What you will do ▸ Select all lines in the records that include "side".

Rows from a dataset ▸
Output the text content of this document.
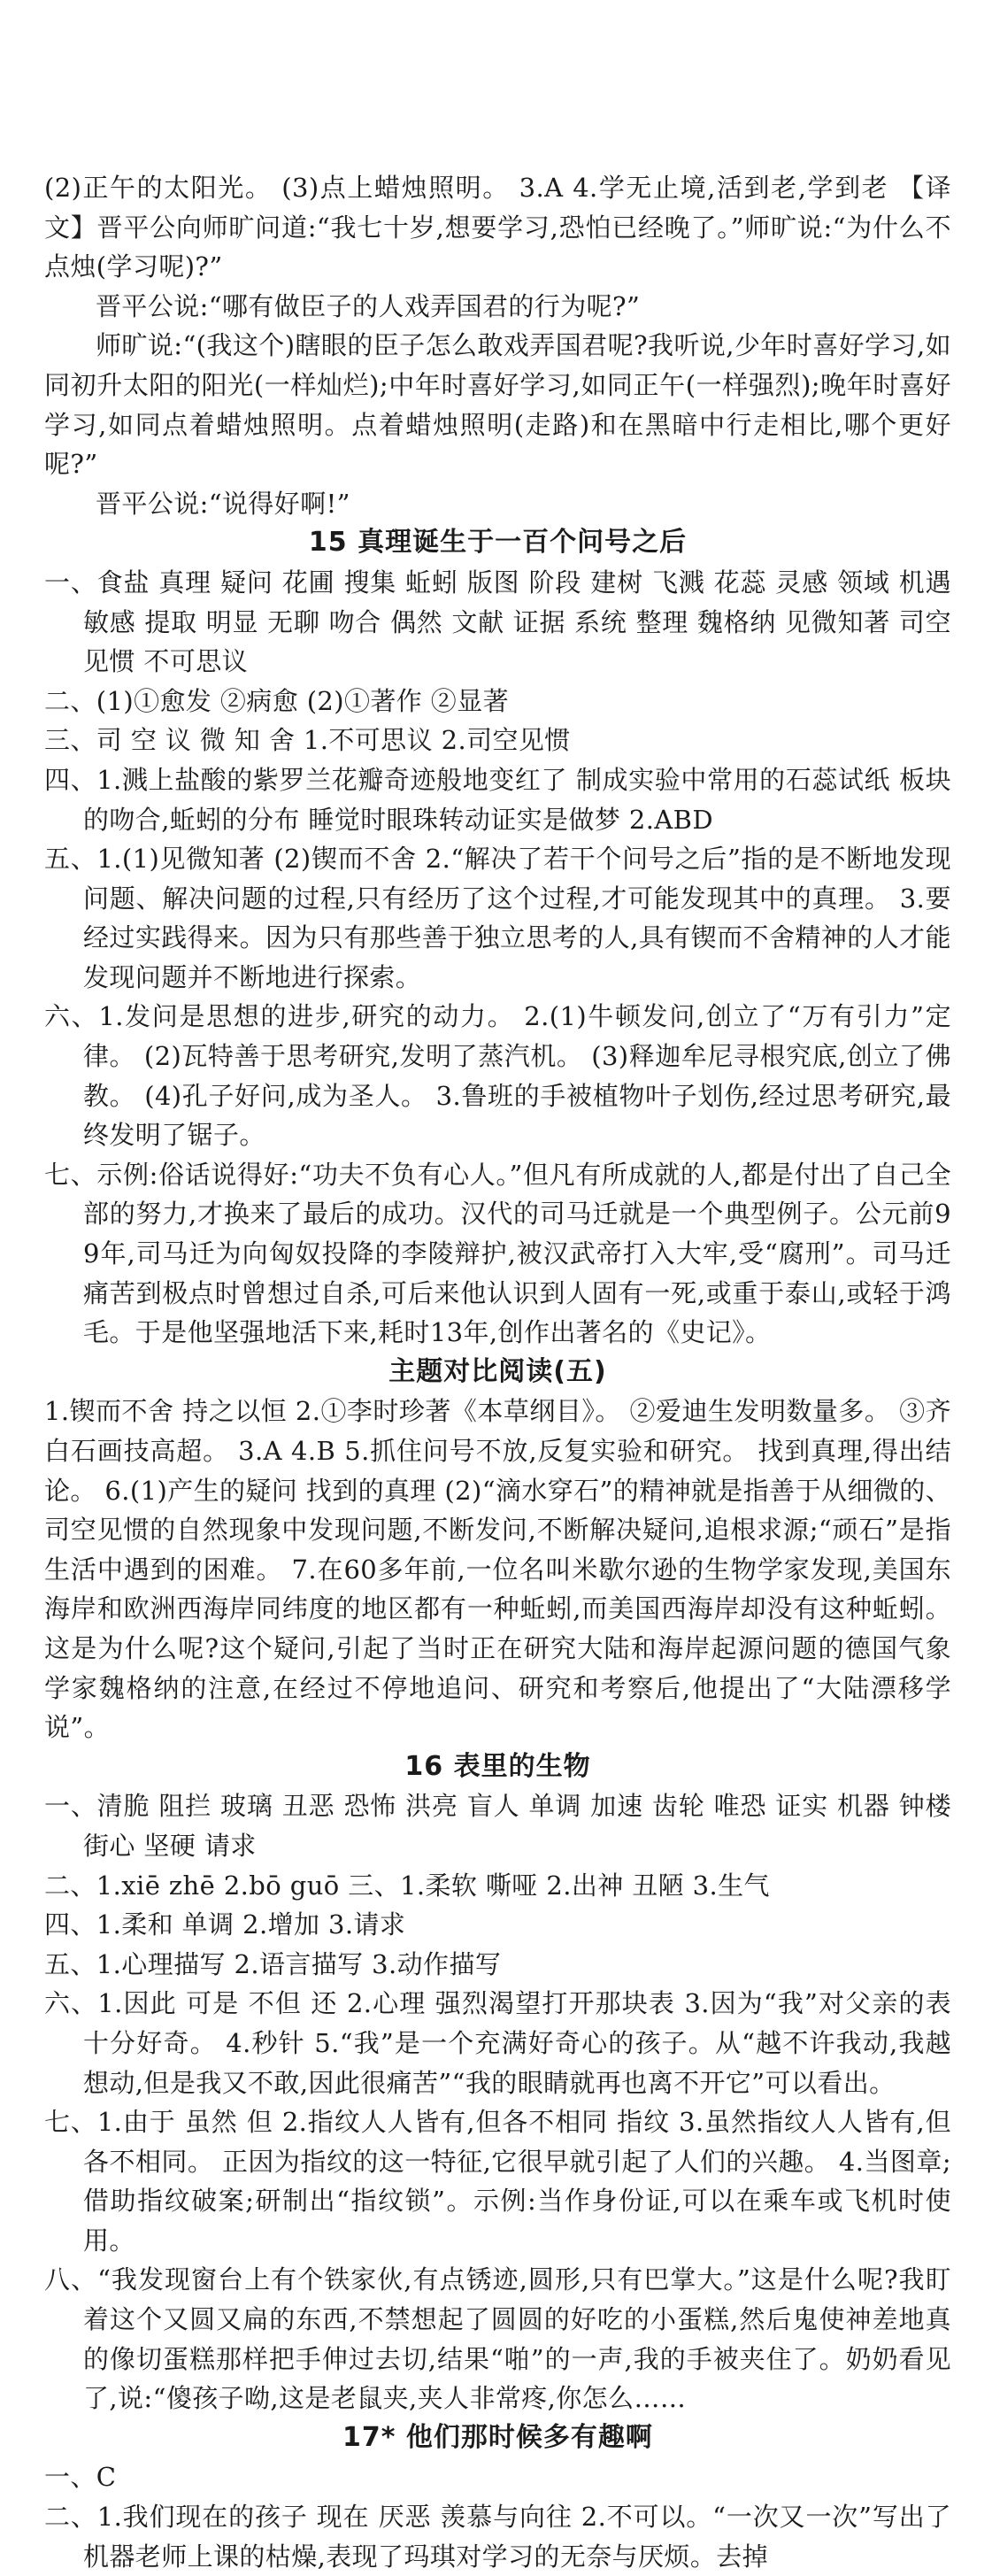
(2)正午的太阳光。 (3)点上蜡烛照明。 3.A 4.学无止境,活到老,学到老 【译文】晋平公向师旷问道:“我七十岁,想要学习,恐怕已经晚了。”师旷说:“为什么不点烛(学习呢)?”

晋平公说:“哪有做臣子的人戏弄国君的行为呢?”

师旷说:“(我这个)瞎眼的臣子怎么敢戏弄国君呢?我听说,少年时喜好学习,如同初升太阳的阳光(一样灿烂);中年时喜好学习,如同正午(一样强烈);晚年时喜好学习,如同点着蜡烛照明。点着蜡烛照明(走路)和在黑暗中行走相比,哪个更好呢?”

晋平公说:“说得好啊!”

15 真理诞生于一百个问号之后

一、食盐 真理 疑问 花圃 搜集 蚯蚓 版图 阶段 建树 飞溅 花蕊 灵感 领域 机遇 敏感 提取 明显 无聊 吻合 偶然 文献 证据 系统 整理 魏格纳 见微知著 司空见惯 不可思议

二、(1)①愈发 ②病愈 (2)①著作 ②显著

三、司 空 议 微 知 舍 1.不可思议 2.司空见惯

四、1.溅上盐酸的紫罗兰花瓣奇迹般地变红了 制成实验中常用的石蕊试纸 板块的吻合,蚯蚓的分布 睡觉时眼珠转动证实是做梦 2.ABD

五、1.(1)见微知著 (2)锲而不舍 2.“解决了若干个问号之后”指的是不断地发现问题、解决问题的过程,只有经历了这个过程,才可能发现其中的真理。 3.要经过实践得来。因为只有那些善于独立思考的人,具有锲而不舍精神的人才能发现问题并不断地进行探索。

六、1.发问是思想的进步,研究的动力。 2.(1)牛顿发问,创立了“万有引力”定律。 (2)瓦特善于思考研究,发明了蒸汽机。 (3)释迦牟尼寻根究底,创立了佛教。 (4)孔子好问,成为圣人。 3.鲁班的手被植物叶子划伤,经过思考研究,最终发明了锯子。

七、示例:俗话说得好:“功夫不负有心人。”但凡有所成就的人,都是付出了自己全部的努力,才换来了最后的成功。汉代的司马迁就是一个典型例子。公元前99年,司马迁为向匈奴投降的李陵辩护,被汉武帝打入大牢,受“腐刑”。司马迁痛苦到极点时曾想过自杀,可后来他认识到人固有一死,或重于泰山,或轻于鸿毛。于是他坚强地活下来,耗时13年,创作出著名的《史记》。

主题对比阅读(五)

1.锲而不舍 持之以恒 2.①李时珍著《本草纲目》。 ②爱迪生发明数量多。 ③齐白石画技高超。 3.A 4.B 5.抓住问号不放,反复实验和研究。 找到真理,得出结论。 6.(1)产生的疑问 找到的真理 (2)“滴水穿石”的精神就是指善于从细微的、司空见惯的自然现象中发现问题,不断发问,不断解决疑问,追根求源;“顽石”是指生活中遇到的困难。 7.在60多年前,一位名叫米歇尔逊的生物学家发现,美国东海岸和欧洲西海岸同纬度的地区都有一种蚯蚓,而美国西海岸却没有这种蚯蚓。这是为什么呢?这个疑问,引起了当时正在研究大陆和海岸起源问题的德国气象学家魏格纳的注意,在经过不停地追问、研究和考察后,他提出了“大陆漂移学说”。

16 表里的生物

一、清脆 阻拦 玻璃 丑恶 恐怖 洪亮 盲人 单调 加速 齿轮 唯恐 证实 机器 钟楼 街心 坚硬 请求

二、1.xiē zhē 2.bō guō 三、1.柔软 嘶哑 2.出神 丑陋 3.生气

四、1.柔和 单调 2.增加 3.请求

五、1.心理描写 2.语言描写 3.动作描写

六、1.因此 可是 不但 还 2.心理 强烈渴望打开那块表 3.因为“我”对父亲的表十分好奇。 4.秒针 5.“我”是一个充满好奇心的孩子。从“越不许我动,我越想动,但是我又不敢,因此很痛苦”“我的眼睛就再也离不开它”可以看出。

七、1.由于 虽然 但 2.指纹人人皆有,但各不相同 指纹 3.虽然指纹人人皆有,但各不相同。 正因为指纹的这一特征,它很早就引起了人们的兴趣。 4.当图章;借助指纹破案;研制出“指纹锁”。示例:当作身份证,可以在乘车或飞机时使用。

八、“我发现窗台上有个铁家伙,有点锈迹,圆形,只有巴掌大。”这是什么呢?我盯着这个又圆又扁的东西,不禁想起了圆圆的好吃的小蛋糕,然后鬼使神差地真的像切蛋糕那样把手伸过去切,结果“啪”的一声,我的手被夹住了。奶奶看见了,说:“傻孩子呦,这是老鼠夹,夹人非常疼,你怎么……

17* 他们那时候多有趣啊

一、C

二、1.我们现在的孩子 现在 厌恶 羡慕与向往 2.不可以。“一次又一次”写出了机器老师上课的枯燥,表现了玛琪对学习的无奈与厌烦。去掉
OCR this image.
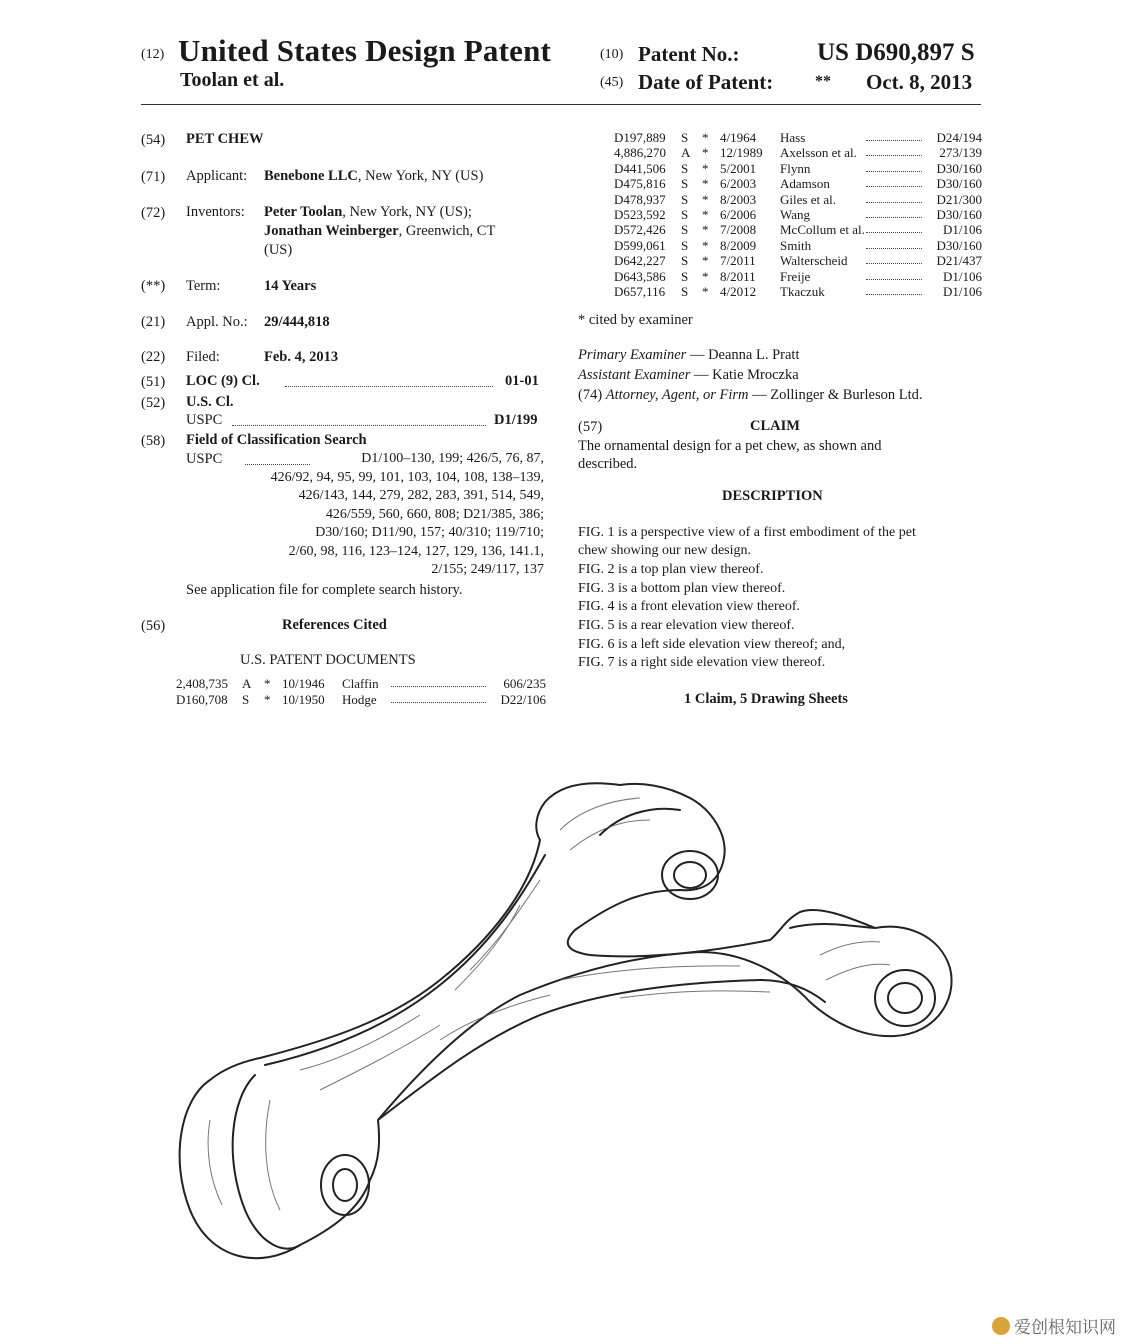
(12) United States Design Patent
Toolan et al.
(10) Patent No.:	US D690,897 S
(45) Date of Patent:	** Oct. 8, 2013
(54) PET CHEW
(71) Applicant: Benebone LLC, New York, NY (US)
(72) Inventors: Peter Toolan, New York, NY (US);
Jonathan Weinberger, Greenwich, CT
(US)
(**) Term:	14 Years
(21) Appl. No.: 29/444,818
(22) Filed:	Feb. 4, 2013
(51) LOC (9) Cl.	01-01
(52) U.S. Cl.
USPC	D1/199
(58) Field of Classification Search
USPC	D1/100–130, 199; 426/5, 76, 87,
426/92, 94, 95, 99, 101, 103, 104, 108, 138–139,
426/143, 144, 279, 282, 283, 391, 514, 549,
426/559, 560, 660, 808; D21/385, 386;
D30/160; D11/90, 157; 40/310; 119/710;
2/60, 98, 116, 123–124, 127, 129, 136, 141.1,
2/155; 249/117, 137
See application file for complete search history.
(56)	References Cited
U.S. PATENT DOCUMENTS
2,408,735 A * 10/1946 Claffin	606/235
D160,708 S * 10/1950 Hodge	D22/106
D197,889 S * 4/1964 Hass	D24/194
4,886,270 A * 12/1989 Axelsson et al.	273/139
D441,506 S * 5/2001 Flynn	D30/160
D475,816 S * 6/2003 Adamson	D30/160
D478,937 S * 8/2003 Giles et al.	D21/300
D523,592 S * 6/2006 Wang	D30/160
D572,426 S * 7/2008 McCollum et al.	D1/106
D599,061 S * 8/2009 Smith	D30/160
D642,227 S * 7/2011 Walterscheid	D21/437
D643,586 S * 8/2011 Freije	D1/106
D657,116 S * 4/2012 Tkaczuk	D1/106
* cited by examiner
Primary Examiner — Deanna L. Pratt
Assistant Examiner — Katie Mroczka
(74) Attorney, Agent, or Firm — Zollinger & Burleson Ltd.
(57)	CLAIM
The ornamental design for a pet chew, as shown and
described.
DESCRIPTION
FIG. 1 is a perspective view of a first embodiment of the pet
chew showing our new design.
FIG. 2 is a top plan view thereof.
FIG. 3 is a bottom plan view thereof.
FIG. 4 is a front elevation view thereof.
FIG. 5 is a rear elevation view thereof.
FIG. 6 is a left side elevation view thereof; and,
FIG. 7 is a right side elevation view thereof.
1 Claim, 5 Drawing Sheets
爱创根知识网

Answer to this problem ▸
FIG. 6 is a left side elevation view thereof; and,
FIG. 7 is a right side elevation view thereof.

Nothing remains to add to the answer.